— START OF Given entries —
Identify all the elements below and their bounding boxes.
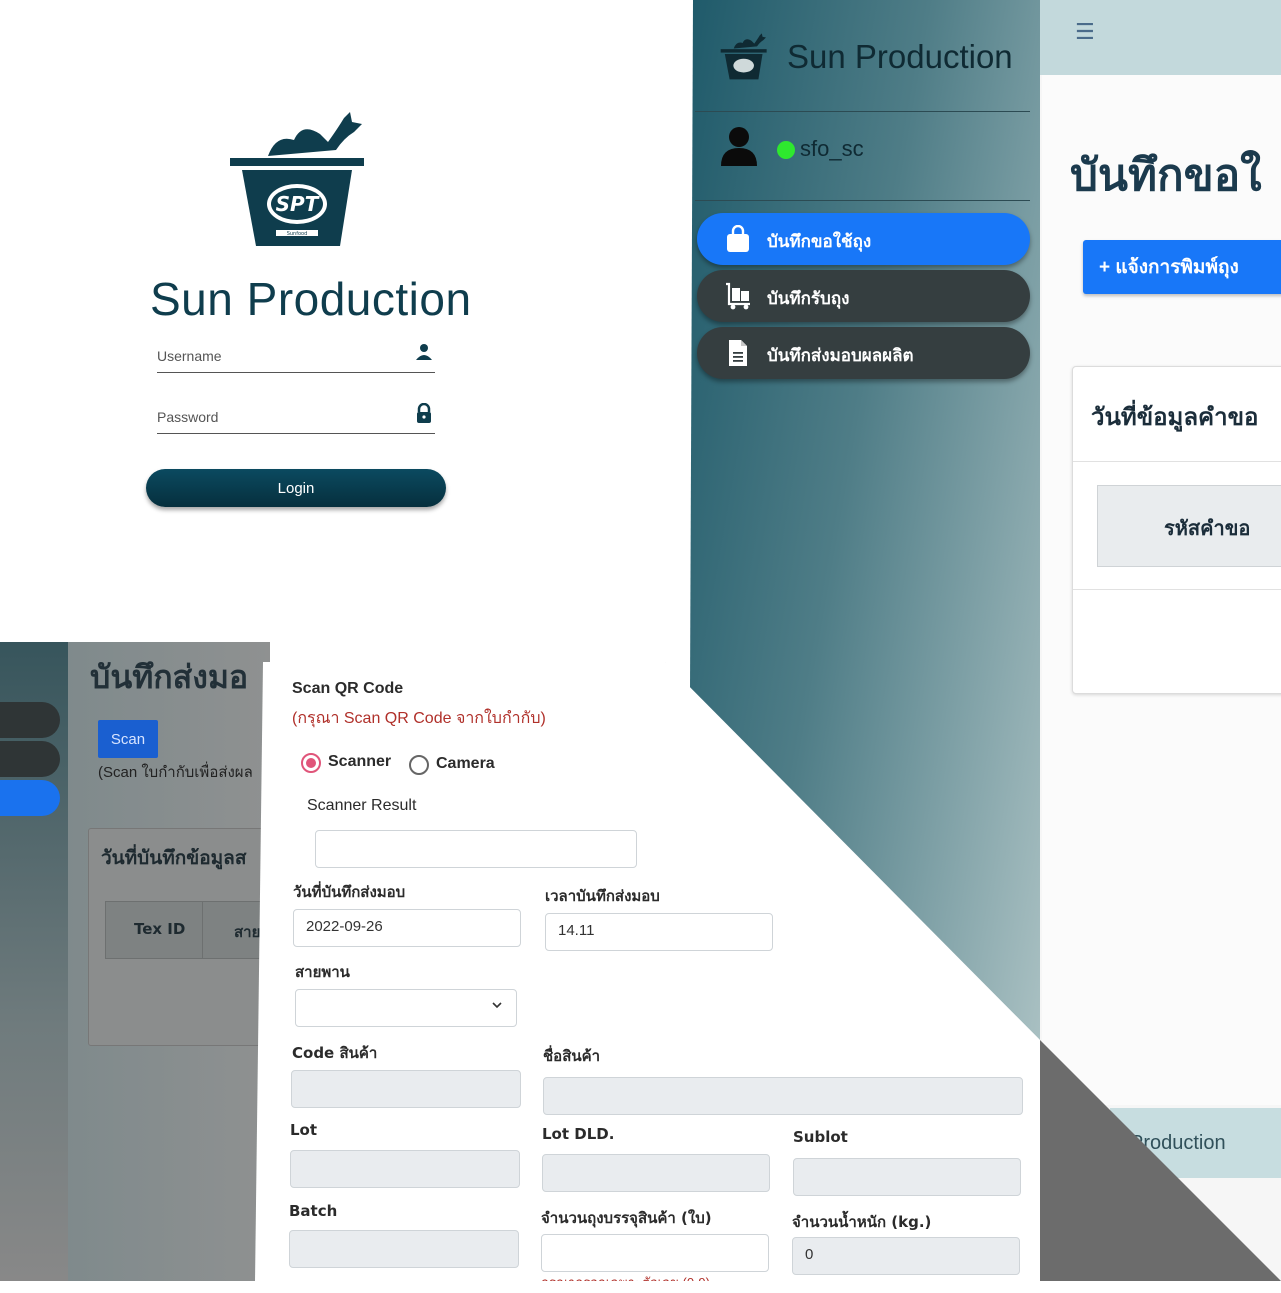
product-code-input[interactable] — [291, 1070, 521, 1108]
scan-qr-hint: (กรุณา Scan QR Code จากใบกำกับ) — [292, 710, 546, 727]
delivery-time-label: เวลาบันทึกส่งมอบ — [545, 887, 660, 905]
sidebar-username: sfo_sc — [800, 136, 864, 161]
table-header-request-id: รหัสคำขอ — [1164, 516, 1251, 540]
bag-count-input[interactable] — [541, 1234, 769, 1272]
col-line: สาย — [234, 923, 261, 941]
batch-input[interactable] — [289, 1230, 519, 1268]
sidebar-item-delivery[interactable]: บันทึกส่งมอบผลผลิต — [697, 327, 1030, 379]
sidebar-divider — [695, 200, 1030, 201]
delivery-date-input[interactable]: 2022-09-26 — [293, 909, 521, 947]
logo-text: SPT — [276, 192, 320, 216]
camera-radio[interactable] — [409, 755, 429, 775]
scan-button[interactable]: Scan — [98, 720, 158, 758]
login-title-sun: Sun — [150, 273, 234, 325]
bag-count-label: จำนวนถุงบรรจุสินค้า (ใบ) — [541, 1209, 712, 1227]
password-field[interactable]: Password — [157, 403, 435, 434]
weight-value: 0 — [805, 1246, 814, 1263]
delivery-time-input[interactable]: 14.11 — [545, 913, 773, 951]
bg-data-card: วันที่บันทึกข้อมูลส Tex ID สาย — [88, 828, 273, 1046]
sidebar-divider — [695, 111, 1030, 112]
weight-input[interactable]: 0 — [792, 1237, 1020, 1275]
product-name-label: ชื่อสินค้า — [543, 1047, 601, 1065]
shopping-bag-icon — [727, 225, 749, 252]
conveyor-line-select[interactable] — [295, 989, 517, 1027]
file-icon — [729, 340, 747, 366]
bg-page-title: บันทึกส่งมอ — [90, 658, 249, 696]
— END OF Given entries —
• Task requirements:
Put the entries between the line holding "product-code-input[interactable] — [291, 1070, 521, 1108]" and the line holding "delivery-time-input[interactable]: 14.11 —", inclusive, into a numbered list, leaving out any blank lines.

• Output below:
1. product-code-input[interactable] — [291, 1070, 521, 1108]
2. scan-qr-hint: (กรุณา Scan QR Code จากใบกำกับ) — [292, 710, 546, 727]
3. delivery-time-label: เวลาบันทึกส่งมอบ — [545, 887, 660, 905]
4. sidebar-username: sfo_sc — [800, 136, 864, 161]
5. table-header-request-id: รหัสคำขอ — [1164, 516, 1251, 540]
6. bag-count-input[interactable] — [541, 1234, 769, 1272]
7. col-line: สาย — [234, 923, 261, 941]
8. batch-input[interactable] — [289, 1230, 519, 1268]
9. sidebar-item-delivery[interactable]: บันทึกส่งมอบผลผลิต — [697, 327, 1030, 379]
10. sidebar-divider — [695, 200, 1030, 201]
11. delivery-date-input[interactable]: 2022-09-26 — [293, 909, 521, 947]
12. logo-text: SPT — [276, 192, 320, 216]
13. camera-radio[interactable] — [409, 755, 429, 775]
14. scan-button[interactable]: Scan — [98, 720, 158, 758]
15. login-title-sun: Sun — [150, 273, 234, 325]
16. bag-count-label: จำนวนถุงบรรจุสินค้า (ใบ) — [541, 1209, 712, 1227]
17. password-field[interactable]: Password — [157, 403, 435, 434]
18. weight-value: 0 — [805, 1246, 814, 1263]
19. delivery-time-input[interactable]: 14.11 — [545, 913, 773, 951]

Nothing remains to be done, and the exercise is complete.